# Instructions for the task
Without the pictures, can you quote each line below exactly?

# Information provided

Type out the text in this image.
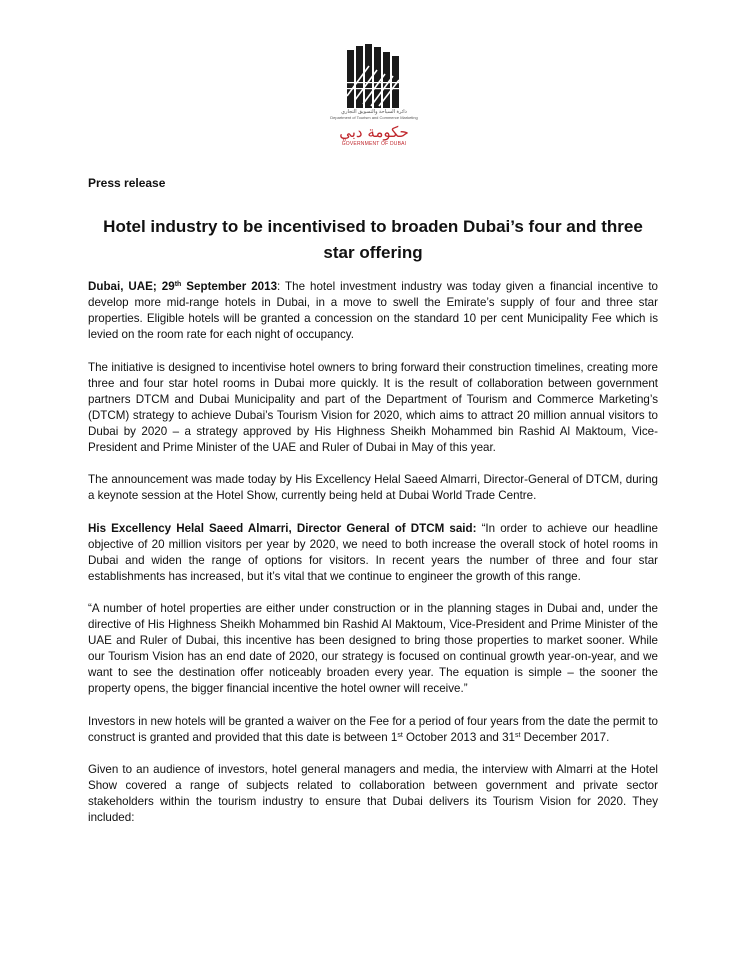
دائرة السياحة والتسويق التجاري
Department of Tourism and Commerce Marketing
حكومة دبي
GOVERNMENT OF DUBAI
Press release
Hotel industry to be incentivised to broaden Dubai’s four and three star offering

Dubai, UAE; 29th September 2013: The hotel investment industry was today given a financial incentive to develop more mid-range hotels in Dubai, in a move to swell the Emirate’s supply of four and three star properties. Eligible hotels will be granted a concession on the standard 10 per cent Municipality Fee which is levied on the room rate for each night of occupancy.

The initiative is designed to incentivise hotel owners to bring forward their construction timelines, creating more three and four star hotel rooms in Dubai more quickly. It is the result of collaboration between government partners DTCM and Dubai Municipality and part of the Department of Tourism and Commerce Marketing’s (DTCM) strategy to achieve Dubai’s Tourism Vision for 2020, which aims to attract 20 million annual visitors to Dubai by 2020 – a strategy approved by His Highness Sheikh Mohammed bin Rashid Al Maktoum, Vice-President and Prime Minister of the UAE and Ruler of Dubai in May of this year.

The announcement was made today by His Excellency Helal Saeed Almarri, Director-General of DTCM, during a keynote session at the Hotel Show, currently being held at Dubai World Trade Centre.

His Excellency Helal Saeed Almarri, Director General of DTCM said: “In order to achieve our headline objective of 20 million visitors per year by 2020, we need to both increase the overall stock of hotel rooms in Dubai and widen the range of options for visitors. In recent years the number of three and four star establishments has increased, but it’s vital that we continue to engineer the growth of this range.

“A number of hotel properties are either under construction or in the planning stages in Dubai and, under the directive of His Highness Sheikh Mohammed bin Rashid Al Maktoum, Vice-President and Prime Minister of the UAE and Ruler of Dubai, this incentive has been designed to bring those properties to market sooner. While our Tourism Vision has an end date of 2020, our strategy is focused on continual growth year-on-year, and we want to see the destination offer noticeably broaden every year. The equation is simple – the sooner the property opens, the bigger financial incentive the hotel owner will receive.”

Investors in new hotels will be granted a waiver on the Fee for a period of four years from the date the permit to construct is granted and provided that this date is between 1st October 2013 and 31st December 2017.

Given to an audience of investors, hotel general managers and media, the interview with Almarri at the Hotel Show covered a range of subjects related to collaboration between government and private sector stakeholders within the tourism industry to ensure that Dubai delivers its Tourism Vision for 2020. They included:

# Written response
Type out the text in this image.
دائرة السياحة والتسويق التجاري
Department of Tourism and Commerce Marketing
حكومة دبي
GOVERNMENT OF DUBAI
Press release
Hotel industry to be incentivised to broaden Dubai’s four and three star offering

Dubai, UAE; 29th September 2013: The hotel investment industry was today given a financial incentive to develop more mid-range hotels in Dubai, in a move to swell the Emirate’s supply of four and three star properties. Eligible hotels will be granted a concession on the standard 10 per cent Municipality Fee which is levied on the room rate for each night of occupancy.

The initiative is designed to incentivise hotel owners to bring forward their construction timelines, creating more three and four star hotel rooms in Dubai more quickly. It is the result of collaboration between government partners DTCM and Dubai Municipality and part of the Department of Tourism and Commerce Marketing’s (DTCM) strategy to achieve Dubai’s Tourism Vision for 2020, which aims to attract 20 million annual visitors to Dubai by 2020 – a strategy approved by His Highness Sheikh Mohammed bin Rashid Al Maktoum, Vice-President and Prime Minister of the UAE and Ruler of Dubai in May of this year.

The announcement was made today by His Excellency Helal Saeed Almarri, Director-General of DTCM, during a keynote session at the Hotel Show, currently being held at Dubai World Trade Centre.

His Excellency Helal Saeed Almarri, Director General of DTCM said: “In order to achieve our headline objective of 20 million visitors per year by 2020, we need to both increase the overall stock of hotel rooms in Dubai and widen the range of options for visitors. In recent years the number of three and four star establishments has increased, but it’s vital that we continue to engineer the growth of this range.

“A number of hotel properties are either under construction or in the planning stages in Dubai and, under the directive of His Highness Sheikh Mohammed bin Rashid Al Maktoum, Vice-President and Prime Minister of the UAE and Ruler of Dubai, this incentive has been designed to bring those properties to market sooner. While our Tourism Vision has an end date of 2020, our strategy is focused on continual growth year-on-year, and we want to see the destination offer noticeably broaden every year. The equation is simple – the sooner the property opens, the bigger financial incentive the hotel owner will receive.”

Investors in new hotels will be granted a waiver on the Fee for a period of four years from the date the permit to construct is granted and provided that this date is between 1st October 2013 and 31st December 2017.

Given to an audience of investors, hotel general managers and media, the interview with Almarri at the Hotel Show covered a range of subjects related to collaboration between government and private sector stakeholders within the tourism industry to ensure that Dubai delivers its Tourism Vision for 2020. They included:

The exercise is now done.